■ **STATED GOAL**: Look below. Copy each line that has "source" in it.

-.-.-

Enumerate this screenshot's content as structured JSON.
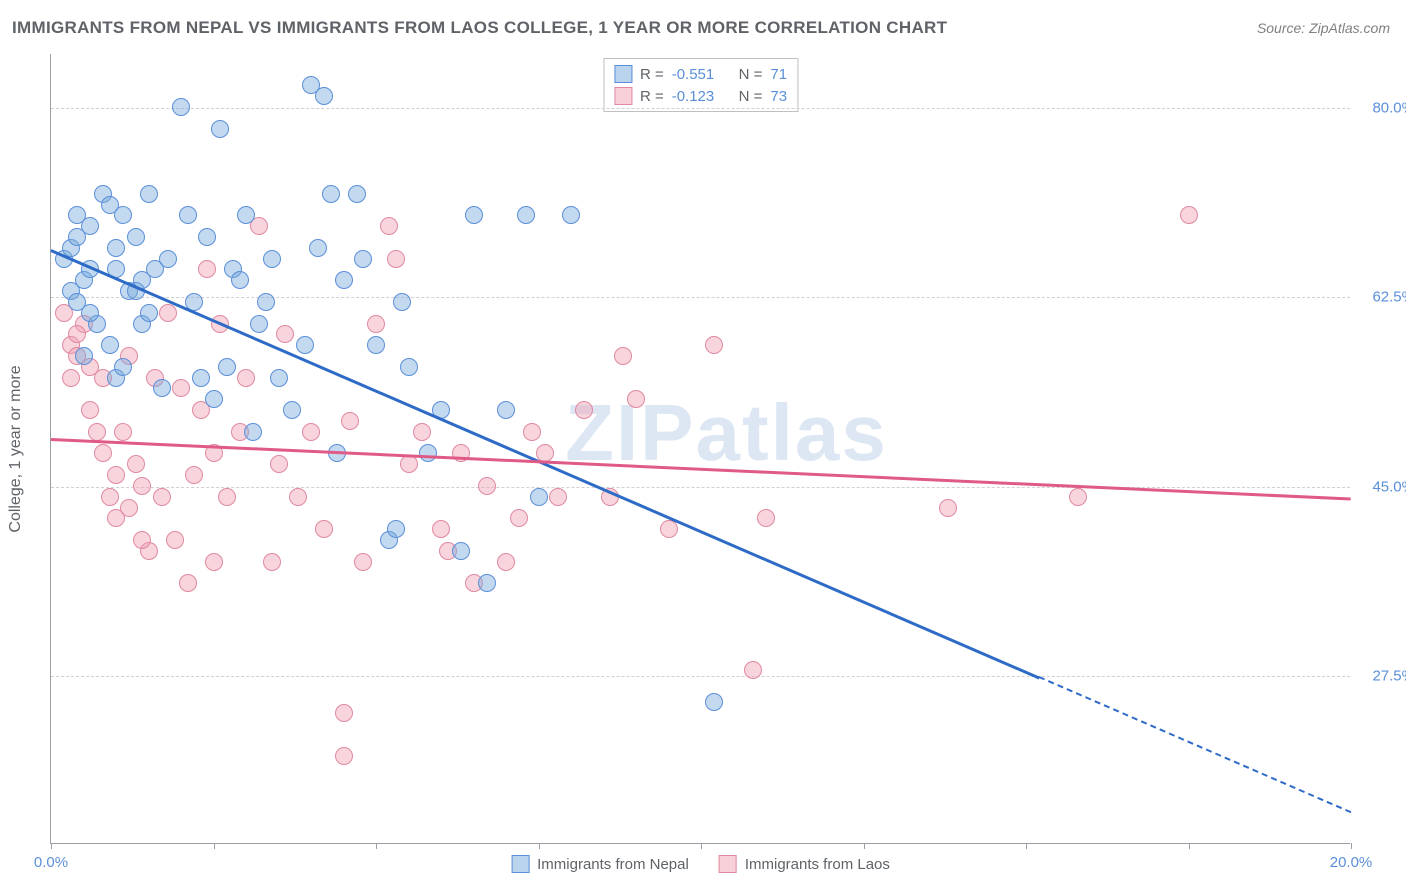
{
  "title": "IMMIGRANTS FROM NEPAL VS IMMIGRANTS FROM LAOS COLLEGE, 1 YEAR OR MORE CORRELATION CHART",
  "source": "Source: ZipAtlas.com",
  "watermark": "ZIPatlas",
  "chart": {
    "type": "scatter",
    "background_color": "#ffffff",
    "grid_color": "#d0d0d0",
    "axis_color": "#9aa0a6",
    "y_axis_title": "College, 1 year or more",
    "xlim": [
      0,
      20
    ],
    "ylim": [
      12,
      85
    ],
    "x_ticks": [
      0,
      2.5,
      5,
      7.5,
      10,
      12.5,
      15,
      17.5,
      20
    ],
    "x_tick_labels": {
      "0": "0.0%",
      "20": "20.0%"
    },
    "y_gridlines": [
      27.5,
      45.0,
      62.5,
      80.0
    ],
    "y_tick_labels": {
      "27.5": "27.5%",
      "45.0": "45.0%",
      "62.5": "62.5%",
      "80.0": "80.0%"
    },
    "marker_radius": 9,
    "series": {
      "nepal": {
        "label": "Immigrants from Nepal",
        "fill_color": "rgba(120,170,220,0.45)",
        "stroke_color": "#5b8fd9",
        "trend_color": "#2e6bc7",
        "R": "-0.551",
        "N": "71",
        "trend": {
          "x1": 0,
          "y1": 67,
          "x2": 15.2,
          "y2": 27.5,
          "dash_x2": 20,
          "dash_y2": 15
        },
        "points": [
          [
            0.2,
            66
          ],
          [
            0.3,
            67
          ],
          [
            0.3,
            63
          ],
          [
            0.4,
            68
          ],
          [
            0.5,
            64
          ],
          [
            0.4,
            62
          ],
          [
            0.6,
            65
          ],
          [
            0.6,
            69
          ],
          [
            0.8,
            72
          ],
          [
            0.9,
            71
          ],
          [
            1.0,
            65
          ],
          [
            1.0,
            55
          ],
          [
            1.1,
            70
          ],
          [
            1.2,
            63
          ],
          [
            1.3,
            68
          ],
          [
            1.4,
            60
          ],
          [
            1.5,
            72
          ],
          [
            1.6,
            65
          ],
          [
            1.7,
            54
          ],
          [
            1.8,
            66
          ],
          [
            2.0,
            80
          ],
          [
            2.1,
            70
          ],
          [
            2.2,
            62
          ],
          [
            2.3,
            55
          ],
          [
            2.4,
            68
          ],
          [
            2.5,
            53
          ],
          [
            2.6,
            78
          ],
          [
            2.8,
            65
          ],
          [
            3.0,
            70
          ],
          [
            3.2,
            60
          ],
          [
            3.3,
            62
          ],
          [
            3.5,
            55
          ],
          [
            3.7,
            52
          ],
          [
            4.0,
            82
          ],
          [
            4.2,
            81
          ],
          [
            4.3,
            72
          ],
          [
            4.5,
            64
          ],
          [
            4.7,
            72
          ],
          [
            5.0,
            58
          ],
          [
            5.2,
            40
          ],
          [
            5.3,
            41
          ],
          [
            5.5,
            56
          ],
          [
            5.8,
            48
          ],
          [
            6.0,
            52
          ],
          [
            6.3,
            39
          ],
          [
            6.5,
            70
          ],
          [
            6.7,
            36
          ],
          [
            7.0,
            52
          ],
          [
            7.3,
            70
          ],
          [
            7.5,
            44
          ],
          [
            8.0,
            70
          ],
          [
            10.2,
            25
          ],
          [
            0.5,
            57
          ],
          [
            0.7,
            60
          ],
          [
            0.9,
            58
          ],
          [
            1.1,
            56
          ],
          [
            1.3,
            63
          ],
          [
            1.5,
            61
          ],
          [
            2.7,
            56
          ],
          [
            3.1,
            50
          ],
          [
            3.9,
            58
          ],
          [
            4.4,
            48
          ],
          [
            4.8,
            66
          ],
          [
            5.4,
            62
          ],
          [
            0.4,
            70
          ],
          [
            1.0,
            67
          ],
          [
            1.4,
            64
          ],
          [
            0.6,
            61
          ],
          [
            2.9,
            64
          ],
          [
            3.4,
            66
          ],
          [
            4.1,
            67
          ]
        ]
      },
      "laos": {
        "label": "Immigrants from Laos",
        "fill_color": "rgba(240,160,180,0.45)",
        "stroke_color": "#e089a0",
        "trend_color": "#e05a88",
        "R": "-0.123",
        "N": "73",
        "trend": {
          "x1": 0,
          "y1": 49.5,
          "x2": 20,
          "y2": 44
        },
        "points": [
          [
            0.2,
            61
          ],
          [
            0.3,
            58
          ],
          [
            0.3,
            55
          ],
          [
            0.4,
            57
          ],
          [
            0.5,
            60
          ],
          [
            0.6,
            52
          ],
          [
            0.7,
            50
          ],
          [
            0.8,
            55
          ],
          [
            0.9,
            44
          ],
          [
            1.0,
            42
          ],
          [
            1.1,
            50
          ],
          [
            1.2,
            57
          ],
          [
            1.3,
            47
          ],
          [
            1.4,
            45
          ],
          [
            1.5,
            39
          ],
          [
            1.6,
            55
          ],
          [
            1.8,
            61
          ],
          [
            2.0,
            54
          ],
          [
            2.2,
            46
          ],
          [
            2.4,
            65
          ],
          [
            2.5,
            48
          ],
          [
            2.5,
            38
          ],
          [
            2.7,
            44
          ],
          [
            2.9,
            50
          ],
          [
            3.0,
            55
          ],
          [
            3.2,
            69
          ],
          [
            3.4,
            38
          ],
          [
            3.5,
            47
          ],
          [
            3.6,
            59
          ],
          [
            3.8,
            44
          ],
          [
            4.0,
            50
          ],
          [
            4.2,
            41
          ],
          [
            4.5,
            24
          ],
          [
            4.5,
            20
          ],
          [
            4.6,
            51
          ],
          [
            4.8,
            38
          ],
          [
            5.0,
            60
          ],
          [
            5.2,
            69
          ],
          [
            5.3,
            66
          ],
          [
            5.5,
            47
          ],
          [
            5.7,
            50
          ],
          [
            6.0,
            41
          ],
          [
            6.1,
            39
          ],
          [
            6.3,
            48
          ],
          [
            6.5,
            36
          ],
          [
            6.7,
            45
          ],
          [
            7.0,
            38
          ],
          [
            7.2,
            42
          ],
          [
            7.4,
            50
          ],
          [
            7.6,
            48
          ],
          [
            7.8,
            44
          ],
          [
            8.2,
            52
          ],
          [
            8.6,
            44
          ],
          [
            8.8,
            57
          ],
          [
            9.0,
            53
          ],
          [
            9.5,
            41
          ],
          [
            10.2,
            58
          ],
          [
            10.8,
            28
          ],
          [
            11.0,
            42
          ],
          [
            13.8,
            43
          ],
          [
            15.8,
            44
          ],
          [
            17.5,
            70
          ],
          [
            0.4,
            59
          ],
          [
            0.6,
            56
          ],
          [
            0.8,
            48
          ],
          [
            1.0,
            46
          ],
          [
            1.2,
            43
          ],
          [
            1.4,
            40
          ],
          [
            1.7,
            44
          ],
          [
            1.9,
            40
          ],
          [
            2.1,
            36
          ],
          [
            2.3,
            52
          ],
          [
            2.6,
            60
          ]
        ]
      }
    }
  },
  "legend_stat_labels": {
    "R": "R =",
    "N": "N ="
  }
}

-.-.-

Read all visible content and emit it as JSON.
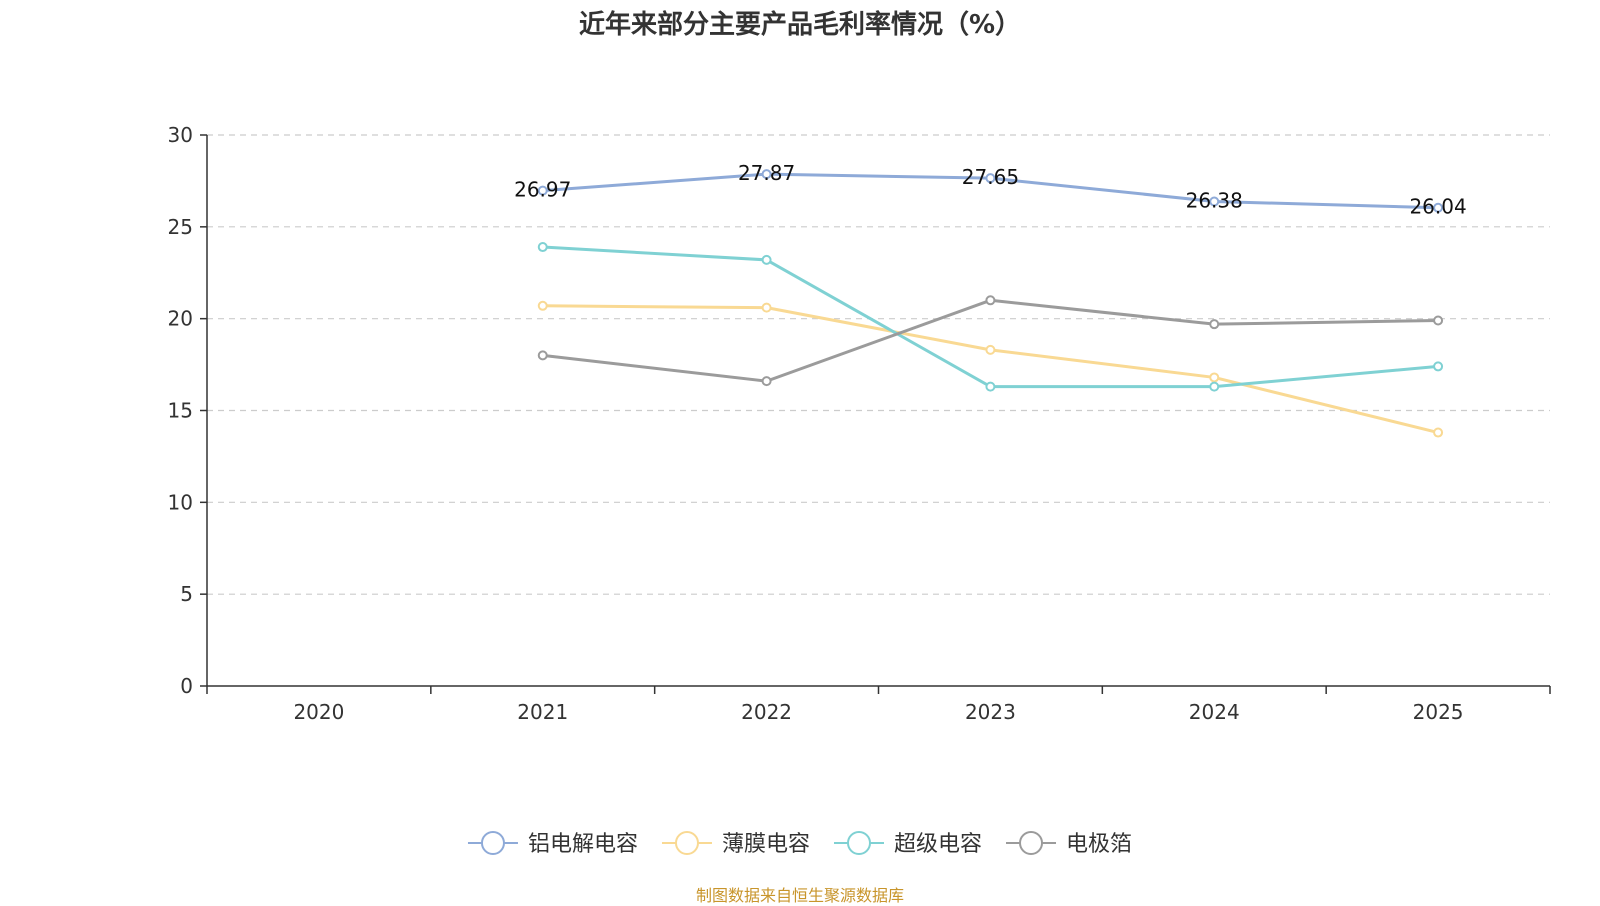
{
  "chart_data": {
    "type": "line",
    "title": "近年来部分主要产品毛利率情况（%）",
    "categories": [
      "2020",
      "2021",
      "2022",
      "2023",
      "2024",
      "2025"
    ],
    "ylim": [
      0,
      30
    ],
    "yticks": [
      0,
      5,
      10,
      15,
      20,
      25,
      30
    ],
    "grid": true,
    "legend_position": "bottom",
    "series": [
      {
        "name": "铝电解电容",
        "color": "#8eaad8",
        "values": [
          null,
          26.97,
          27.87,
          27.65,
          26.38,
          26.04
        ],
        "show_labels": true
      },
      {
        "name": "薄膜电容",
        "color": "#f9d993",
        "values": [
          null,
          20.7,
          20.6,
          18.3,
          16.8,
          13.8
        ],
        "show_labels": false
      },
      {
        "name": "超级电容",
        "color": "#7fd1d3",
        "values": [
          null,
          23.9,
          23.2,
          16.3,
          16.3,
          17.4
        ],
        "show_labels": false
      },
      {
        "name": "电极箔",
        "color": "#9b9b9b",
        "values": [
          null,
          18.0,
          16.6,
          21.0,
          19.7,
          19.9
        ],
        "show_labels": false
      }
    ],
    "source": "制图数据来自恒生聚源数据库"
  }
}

-.-.-

■ **EXERCISE ANSWER**:
  "source": "Source: ZipAtlas.com",
    "source": "制图数据来自恒生聚源数据库"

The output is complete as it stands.